__Direction__.
Take the listing and print it in full, exactly as given.

__Entries provided__.
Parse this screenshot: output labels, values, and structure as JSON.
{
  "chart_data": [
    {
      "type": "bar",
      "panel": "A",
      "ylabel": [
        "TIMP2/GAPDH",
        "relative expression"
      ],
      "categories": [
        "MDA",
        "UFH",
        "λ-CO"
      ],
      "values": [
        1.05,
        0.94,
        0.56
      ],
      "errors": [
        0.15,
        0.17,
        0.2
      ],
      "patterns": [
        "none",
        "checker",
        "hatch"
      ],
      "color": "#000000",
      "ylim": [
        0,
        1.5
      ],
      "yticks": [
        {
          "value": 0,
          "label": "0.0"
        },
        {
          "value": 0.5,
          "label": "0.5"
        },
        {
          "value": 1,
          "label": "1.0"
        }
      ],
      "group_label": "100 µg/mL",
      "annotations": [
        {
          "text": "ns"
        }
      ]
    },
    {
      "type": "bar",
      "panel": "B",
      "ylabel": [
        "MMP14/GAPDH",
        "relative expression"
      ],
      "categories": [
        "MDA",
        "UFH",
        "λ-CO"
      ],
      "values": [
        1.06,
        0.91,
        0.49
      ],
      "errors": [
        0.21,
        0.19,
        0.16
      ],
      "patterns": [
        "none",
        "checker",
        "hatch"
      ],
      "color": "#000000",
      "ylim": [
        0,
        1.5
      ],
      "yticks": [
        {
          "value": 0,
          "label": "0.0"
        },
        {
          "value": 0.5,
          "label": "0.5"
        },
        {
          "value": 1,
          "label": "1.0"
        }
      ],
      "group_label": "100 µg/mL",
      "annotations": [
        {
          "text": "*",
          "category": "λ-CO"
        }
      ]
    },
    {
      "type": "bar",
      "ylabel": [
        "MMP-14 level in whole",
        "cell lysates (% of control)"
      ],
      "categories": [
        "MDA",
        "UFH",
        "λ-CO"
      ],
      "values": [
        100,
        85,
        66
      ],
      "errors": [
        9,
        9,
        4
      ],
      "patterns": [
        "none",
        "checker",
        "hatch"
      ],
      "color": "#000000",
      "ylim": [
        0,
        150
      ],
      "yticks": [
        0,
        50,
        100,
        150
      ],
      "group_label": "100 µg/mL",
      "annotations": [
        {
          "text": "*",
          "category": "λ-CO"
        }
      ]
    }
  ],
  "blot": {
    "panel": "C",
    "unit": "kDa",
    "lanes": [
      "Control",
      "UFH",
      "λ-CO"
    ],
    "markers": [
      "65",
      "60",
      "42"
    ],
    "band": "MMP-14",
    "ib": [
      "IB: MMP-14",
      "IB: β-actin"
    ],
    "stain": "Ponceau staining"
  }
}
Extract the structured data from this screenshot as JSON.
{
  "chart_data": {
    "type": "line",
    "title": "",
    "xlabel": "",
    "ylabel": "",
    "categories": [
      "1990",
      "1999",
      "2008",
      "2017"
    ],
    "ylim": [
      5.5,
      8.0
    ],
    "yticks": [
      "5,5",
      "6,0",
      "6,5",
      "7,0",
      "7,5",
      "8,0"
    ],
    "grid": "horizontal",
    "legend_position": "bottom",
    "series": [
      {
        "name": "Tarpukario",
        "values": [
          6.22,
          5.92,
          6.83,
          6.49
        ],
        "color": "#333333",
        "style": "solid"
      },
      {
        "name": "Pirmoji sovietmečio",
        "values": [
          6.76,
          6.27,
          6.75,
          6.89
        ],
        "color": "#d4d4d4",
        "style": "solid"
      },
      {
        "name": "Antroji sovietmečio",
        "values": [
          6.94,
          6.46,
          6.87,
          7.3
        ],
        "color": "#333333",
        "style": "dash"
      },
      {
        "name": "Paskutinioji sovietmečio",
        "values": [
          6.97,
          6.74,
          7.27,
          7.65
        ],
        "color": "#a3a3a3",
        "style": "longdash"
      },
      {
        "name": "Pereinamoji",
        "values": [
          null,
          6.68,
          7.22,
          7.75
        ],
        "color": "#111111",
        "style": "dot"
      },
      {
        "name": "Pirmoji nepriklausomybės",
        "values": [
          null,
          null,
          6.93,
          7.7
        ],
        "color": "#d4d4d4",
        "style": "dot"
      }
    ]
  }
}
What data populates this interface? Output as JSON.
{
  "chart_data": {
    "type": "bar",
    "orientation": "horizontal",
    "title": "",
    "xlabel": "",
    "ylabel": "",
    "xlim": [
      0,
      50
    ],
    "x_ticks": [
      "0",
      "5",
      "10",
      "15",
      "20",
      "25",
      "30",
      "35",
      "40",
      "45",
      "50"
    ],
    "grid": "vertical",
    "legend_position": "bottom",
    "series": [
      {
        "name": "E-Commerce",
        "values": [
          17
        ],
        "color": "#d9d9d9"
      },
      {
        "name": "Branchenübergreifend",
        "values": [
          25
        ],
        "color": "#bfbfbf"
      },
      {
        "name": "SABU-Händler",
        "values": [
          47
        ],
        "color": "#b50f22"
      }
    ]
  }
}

__Result below__.
Parse this screenshot: output labels, values, and structure as JSON.
{
  "chart_data": [
    {
      "type": "bar",
      "panel": "A",
      "ylabel": [
        "TIMP2/GAPDH",
        "relative expression"
      ],
      "categories": [
        "MDA",
        "UFH",
        "λ-CO"
      ],
      "values": [
        1.05,
        0.94,
        0.56
      ],
      "errors": [
        0.15,
        0.17,
        0.2
      ],
      "patterns": [
        "none",
        "checker",
        "hatch"
      ],
      "color": "#000000",
      "ylim": [
        0,
        1.5
      ],
      "yticks": [
        {
          "value": 0,
          "label": "0.0"
        },
        {
          "value": 0.5,
          "label": "0.5"
        },
        {
          "value": 1,
          "label": "1.0"
        }
      ],
      "group_label": "100 µg/mL",
      "annotations": [
        {
          "text": "ns"
        }
      ]
    },
    {
      "type": "bar",
      "panel": "B",
      "ylabel": [
        "MMP14/GAPDH",
        "relative expression"
      ],
      "categories": [
        "MDA",
        "UFH",
        "λ-CO"
      ],
      "values": [
        1.06,
        0.91,
        0.49
      ],
      "errors": [
        0.21,
        0.19,
        0.16
      ],
      "patterns": [
        "none",
        "checker",
        "hatch"
      ],
      "color": "#000000",
      "ylim": [
        0,
        1.5
      ],
      "yticks": [
        {
          "value": 0,
          "label": "0.0"
        },
        {
          "value": 0.5,
          "label": "0.5"
        },
        {
          "value": 1,
          "label": "1.0"
        }
      ],
      "group_label": "100 µg/mL",
      "annotations": [
        {
          "text": "*",
          "category": "λ-CO"
        }
      ]
    },
    {
      "type": "bar",
      "ylabel": [
        "MMP-14 level in whole",
        "cell lysates (% of control)"
      ],
      "categories": [
        "MDA",
        "UFH",
        "λ-CO"
      ],
      "values": [
        100,
        85,
        66
      ],
      "errors": [
        9,
        9,
        4
      ],
      "patterns": [
        "none",
        "checker",
        "hatch"
      ],
      "color": "#000000",
      "ylim": [
        0,
        150
      ],
      "yticks": [
        0,
        50,
        100,
        150
      ],
      "group_label": "100 µg/mL",
      "annotations": [
        {
          "text": "*",
          "category": "λ-CO"
        }
      ]
    }
  ],
  "blot": {
    "panel": "C",
    "unit": "kDa",
    "lanes": [
      "Control",
      "UFH",
      "λ-CO"
    ],
    "markers": [
      "65",
      "60",
      "42"
    ],
    "band": "MMP-14",
    "ib": [
      "IB: MMP-14",
      "IB: β-actin"
    ],
    "stain": "Ponceau staining"
  }
}
Extract the structured data from this screenshot as JSON.
{
  "chart_data": {
    "type": "line",
    "title": "",
    "xlabel": "",
    "ylabel": "",
    "categories": [
      "1990",
      "1999",
      "2008",
      "2017"
    ],
    "ylim": [
      5.5,
      8.0
    ],
    "yticks": [
      "5,5",
      "6,0",
      "6,5",
      "7,0",
      "7,5",
      "8,0"
    ],
    "grid": "horizontal",
    "legend_position": "bottom",
    "series": [
      {
        "name": "Tarpukario",
        "values": [
          6.22,
          5.92,
          6.83,
          6.49
        ],
        "color": "#333333",
        "style": "solid"
      },
      {
        "name": "Pirmoji sovietmečio",
        "values": [
          6.76,
          6.27,
          6.75,
          6.89
        ],
        "color": "#d4d4d4",
        "style": "solid"
      },
      {
        "name": "Antroji sovietmečio",
        "values": [
          6.94,
          6.46,
          6.87,
          7.3
        ],
        "color": "#333333",
        "style": "dash"
      },
      {
        "name": "Paskutinioji sovietmečio",
        "values": [
          6.97,
          6.74,
          7.27,
          7.65
        ],
        "color": "#a3a3a3",
        "style": "longdash"
      },
      {
        "name": "Pereinamoji",
        "values": [
          null,
          6.68,
          7.22,
          7.75
        ],
        "color": "#111111",
        "style": "dot"
      },
      {
        "name": "Pirmoji nepriklausomybės",
        "values": [
          null,
          null,
          6.93,
          7.7
        ],
        "color": "#d4d4d4",
        "style": "dot"
      }
    ]
  }
}
What data populates this interface? Output as JSON.
{
  "chart_data": {
    "type": "bar",
    "orientation": "horizontal",
    "title": "",
    "xlabel": "",
    "ylabel": "",
    "xlim": [
      0,
      50
    ],
    "x_ticks": [
      "0",
      "5",
      "10",
      "15",
      "20",
      "25",
      "30",
      "35",
      "40",
      "45",
      "50"
    ],
    "grid": "vertical",
    "legend_position": "bottom",
    "series": [
      {
        "name": "E-Commerce",
        "values": [
          17
        ],
        "color": "#d9d9d9"
      },
      {
        "name": "Branchenübergreifend",
        "values": [
          25
        ],
        "color": "#bfbfbf"
      },
      {
        "name": "SABU-Händler",
        "values": [
          47
        ],
        "color": "#b50f22"
      }
    ]
  }
}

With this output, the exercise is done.